- **Job**
Return the full listing exactly as it is written.

Dataset records
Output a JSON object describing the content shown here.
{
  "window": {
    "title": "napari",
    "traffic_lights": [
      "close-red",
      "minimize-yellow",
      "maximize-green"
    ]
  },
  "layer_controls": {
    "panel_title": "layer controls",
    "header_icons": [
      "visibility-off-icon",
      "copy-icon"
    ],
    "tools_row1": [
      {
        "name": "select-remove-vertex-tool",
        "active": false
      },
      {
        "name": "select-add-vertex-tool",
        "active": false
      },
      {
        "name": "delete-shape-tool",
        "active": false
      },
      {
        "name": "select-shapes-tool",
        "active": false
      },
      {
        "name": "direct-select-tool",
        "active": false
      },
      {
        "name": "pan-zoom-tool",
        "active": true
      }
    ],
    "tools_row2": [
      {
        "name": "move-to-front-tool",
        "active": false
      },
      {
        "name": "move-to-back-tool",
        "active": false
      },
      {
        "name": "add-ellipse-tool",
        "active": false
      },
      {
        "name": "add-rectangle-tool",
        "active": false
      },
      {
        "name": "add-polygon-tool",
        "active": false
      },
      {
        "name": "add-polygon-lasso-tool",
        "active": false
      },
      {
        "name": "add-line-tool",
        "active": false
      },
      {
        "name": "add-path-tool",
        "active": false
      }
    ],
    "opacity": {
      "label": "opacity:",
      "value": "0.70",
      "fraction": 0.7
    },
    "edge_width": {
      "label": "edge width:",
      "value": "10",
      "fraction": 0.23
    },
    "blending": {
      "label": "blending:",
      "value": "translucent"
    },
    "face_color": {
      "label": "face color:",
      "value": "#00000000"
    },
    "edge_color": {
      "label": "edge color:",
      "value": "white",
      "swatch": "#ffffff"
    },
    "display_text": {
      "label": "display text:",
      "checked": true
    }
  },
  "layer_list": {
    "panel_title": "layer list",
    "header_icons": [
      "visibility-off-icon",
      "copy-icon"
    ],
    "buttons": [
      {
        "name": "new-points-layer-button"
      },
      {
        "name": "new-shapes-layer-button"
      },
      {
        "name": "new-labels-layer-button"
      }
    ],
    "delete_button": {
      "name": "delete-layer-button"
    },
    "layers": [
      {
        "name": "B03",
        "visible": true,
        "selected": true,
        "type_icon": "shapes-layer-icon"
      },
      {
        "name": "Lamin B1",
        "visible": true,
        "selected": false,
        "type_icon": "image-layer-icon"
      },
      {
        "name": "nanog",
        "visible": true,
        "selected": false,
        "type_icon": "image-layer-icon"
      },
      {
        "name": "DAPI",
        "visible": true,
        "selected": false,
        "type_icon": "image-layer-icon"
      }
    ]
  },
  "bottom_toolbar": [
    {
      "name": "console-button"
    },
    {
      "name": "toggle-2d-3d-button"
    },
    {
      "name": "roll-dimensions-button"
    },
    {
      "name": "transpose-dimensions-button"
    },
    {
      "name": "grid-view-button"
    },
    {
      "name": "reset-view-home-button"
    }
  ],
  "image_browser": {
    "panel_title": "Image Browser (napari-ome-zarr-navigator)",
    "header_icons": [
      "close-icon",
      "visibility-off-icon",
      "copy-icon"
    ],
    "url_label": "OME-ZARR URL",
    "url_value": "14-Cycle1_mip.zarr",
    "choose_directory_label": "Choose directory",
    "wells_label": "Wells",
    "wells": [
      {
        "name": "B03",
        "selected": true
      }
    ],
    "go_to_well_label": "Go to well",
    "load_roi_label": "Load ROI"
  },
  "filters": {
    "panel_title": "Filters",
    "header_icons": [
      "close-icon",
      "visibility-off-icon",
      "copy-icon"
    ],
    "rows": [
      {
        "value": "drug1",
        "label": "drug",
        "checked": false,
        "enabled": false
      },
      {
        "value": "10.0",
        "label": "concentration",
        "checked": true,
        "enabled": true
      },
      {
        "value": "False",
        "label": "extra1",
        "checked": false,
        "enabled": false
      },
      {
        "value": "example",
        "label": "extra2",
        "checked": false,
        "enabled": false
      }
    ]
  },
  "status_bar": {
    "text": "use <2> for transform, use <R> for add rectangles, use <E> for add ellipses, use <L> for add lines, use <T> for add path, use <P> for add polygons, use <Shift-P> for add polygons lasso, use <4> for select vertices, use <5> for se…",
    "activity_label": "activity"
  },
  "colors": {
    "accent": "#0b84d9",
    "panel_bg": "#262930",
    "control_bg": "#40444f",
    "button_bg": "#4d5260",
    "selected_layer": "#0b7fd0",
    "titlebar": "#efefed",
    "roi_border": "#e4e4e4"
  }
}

- **Reply**
Output a JSON object describing the content shown here.
{
  "window": {
    "title": "napari",
    "traffic_lights": [
      "close-red",
      "minimize-yellow",
      "maximize-green"
    ]
  },
  "layer_controls": {
    "panel_title": "layer controls",
    "header_icons": [
      "visibility-off-icon",
      "copy-icon"
    ],
    "tools_row1": [
      {
        "name": "select-remove-vertex-tool",
        "active": false
      },
      {
        "name": "select-add-vertex-tool",
        "active": false
      },
      {
        "name": "delete-shape-tool",
        "active": false
      },
      {
        "name": "select-shapes-tool",
        "active": false
      },
      {
        "name": "direct-select-tool",
        "active": false
      },
      {
        "name": "pan-zoom-tool",
        "active": true
      }
    ],
    "tools_row2": [
      {
        "name": "move-to-front-tool",
        "active": false
      },
      {
        "name": "move-to-back-tool",
        "active": false
      },
      {
        "name": "add-ellipse-tool",
        "active": false
      },
      {
        "name": "add-rectangle-tool",
        "active": false
      },
      {
        "name": "add-polygon-tool",
        "active": false
      },
      {
        "name": "add-polygon-lasso-tool",
        "active": false
      },
      {
        "name": "add-line-tool",
        "active": false
      },
      {
        "name": "add-path-tool",
        "active": false
      }
    ],
    "opacity": {
      "label": "opacity:",
      "value": "0.70",
      "fraction": 0.7
    },
    "edge_width": {
      "label": "edge width:",
      "value": "10",
      "fraction": 0.23
    },
    "blending": {
      "label": "blending:",
      "value": "translucent"
    },
    "face_color": {
      "label": "face color:",
      "value": "#00000000"
    },
    "edge_color": {
      "label": "edge color:",
      "value": "white",
      "swatch": "#ffffff"
    },
    "display_text": {
      "label": "display text:",
      "checked": true
    }
  },
  "layer_list": {
    "panel_title": "layer list",
    "header_icons": [
      "visibility-off-icon",
      "copy-icon"
    ],
    "buttons": [
      {
        "name": "new-points-layer-button"
      },
      {
        "name": "new-shapes-layer-button"
      },
      {
        "name": "new-labels-layer-button"
      }
    ],
    "delete_button": {
      "name": "delete-layer-button"
    },
    "layers": [
      {
        "name": "B03",
        "visible": true,
        "selected": true,
        "type_icon": "shapes-layer-icon"
      },
      {
        "name": "Lamin B1",
        "visible": true,
        "selected": false,
        "type_icon": "image-layer-icon"
      },
      {
        "name": "nanog",
        "visible": true,
        "selected": false,
        "type_icon": "image-layer-icon"
      },
      {
        "name": "DAPI",
        "visible": true,
        "selected": false,
        "type_icon": "image-layer-icon"
      }
    ]
  },
  "bottom_toolbar": [
    {
      "name": "console-button"
    },
    {
      "name": "toggle-2d-3d-button"
    },
    {
      "name": "roll-dimensions-button"
    },
    {
      "name": "transpose-dimensions-button"
    },
    {
      "name": "grid-view-button"
    },
    {
      "name": "reset-view-home-button"
    }
  ],
  "image_browser": {
    "panel_title": "Image Browser (napari-ome-zarr-navigator)",
    "header_icons": [
      "close-icon",
      "visibility-off-icon",
      "copy-icon"
    ],
    "url_label": "OME-ZARR URL",
    "url_value": "14-Cycle1_mip.zarr",
    "choose_directory_label": "Choose directory",
    "wells_label": "Wells",
    "wells": [
      {
        "name": "B03",
        "selected": true
      }
    ],
    "go_to_well_label": "Go to well",
    "load_roi_label": "Load ROI"
  },
  "filters": {
    "panel_title": "Filters",
    "header_icons": [
      "close-icon",
      "visibility-off-icon",
      "copy-icon"
    ],
    "rows": [
      {
        "value": "drug1",
        "label": "drug",
        "checked": false,
        "enabled": false
      },
      {
        "value": "10.0",
        "label": "concentration",
        "checked": true,
        "enabled": true
      },
      {
        "value": "False",
        "label": "extra1",
        "checked": false,
        "enabled": false
      },
      {
        "value": "example",
        "label": "extra2",
        "checked": false,
        "enabled": false
      }
    ]
  },
  "status_bar": {
    "text": "use <2> for transform, use <R> for add rectangles, use <E> for add ellipses, use <L> for add lines, use <T> for add path, use <P> for add polygons, use <Shift-P> for add polygons lasso, use <4> for select vertices, use <5> for se…",
    "activity_label": "activity"
  },
  "colors": {
    "accent": "#0b84d9",
    "panel_bg": "#262930",
    "control_bg": "#40444f",
    "button_bg": "#4d5260",
    "selected_layer": "#0b7fd0",
    "titlebar": "#efefed",
    "roi_border": "#e4e4e4"
  }
}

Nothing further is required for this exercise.